::: STORED RECORDS

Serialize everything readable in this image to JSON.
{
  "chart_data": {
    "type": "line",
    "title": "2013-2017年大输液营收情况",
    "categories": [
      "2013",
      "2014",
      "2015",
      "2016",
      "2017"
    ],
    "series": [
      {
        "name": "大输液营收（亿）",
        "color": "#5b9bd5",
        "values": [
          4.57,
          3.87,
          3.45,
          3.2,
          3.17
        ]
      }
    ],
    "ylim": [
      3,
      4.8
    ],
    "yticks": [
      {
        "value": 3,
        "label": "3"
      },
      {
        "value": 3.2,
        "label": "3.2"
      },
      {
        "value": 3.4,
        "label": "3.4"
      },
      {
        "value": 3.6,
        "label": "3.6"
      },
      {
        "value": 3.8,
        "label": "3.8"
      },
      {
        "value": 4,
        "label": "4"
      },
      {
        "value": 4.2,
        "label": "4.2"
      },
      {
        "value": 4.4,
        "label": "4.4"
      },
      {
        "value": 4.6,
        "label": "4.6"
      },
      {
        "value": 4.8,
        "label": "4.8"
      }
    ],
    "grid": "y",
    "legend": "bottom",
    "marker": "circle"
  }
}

::::::

Transcribe the material above word for word.

RESULT OF THE EXERCISE:
Serialize everything readable in this image to JSON.
{
  "chart_data": {
    "type": "line",
    "title": "2013-2017年大输液营收情况",
    "categories": [
      "2013",
      "2014",
      "2015",
      "2016",
      "2017"
    ],
    "series": [
      {
        "name": "大输液营收（亿）",
        "color": "#5b9bd5",
        "values": [
          4.57,
          3.87,
          3.45,
          3.2,
          3.17
        ]
      }
    ],
    "ylim": [
      3,
      4.8
    ],
    "yticks": [
      {
        "value": 3,
        "label": "3"
      },
      {
        "value": 3.2,
        "label": "3.2"
      },
      {
        "value": 3.4,
        "label": "3.4"
      },
      {
        "value": 3.6,
        "label": "3.6"
      },
      {
        "value": 3.8,
        "label": "3.8"
      },
      {
        "value": 4,
        "label": "4"
      },
      {
        "value": 4.2,
        "label": "4.2"
      },
      {
        "value": 4.4,
        "label": "4.4"
      },
      {
        "value": 4.6,
        "label": "4.6"
      },
      {
        "value": 4.8,
        "label": "4.8"
      }
    ],
    "grid": "y",
    "legend": "bottom",
    "marker": "circle"
  }
}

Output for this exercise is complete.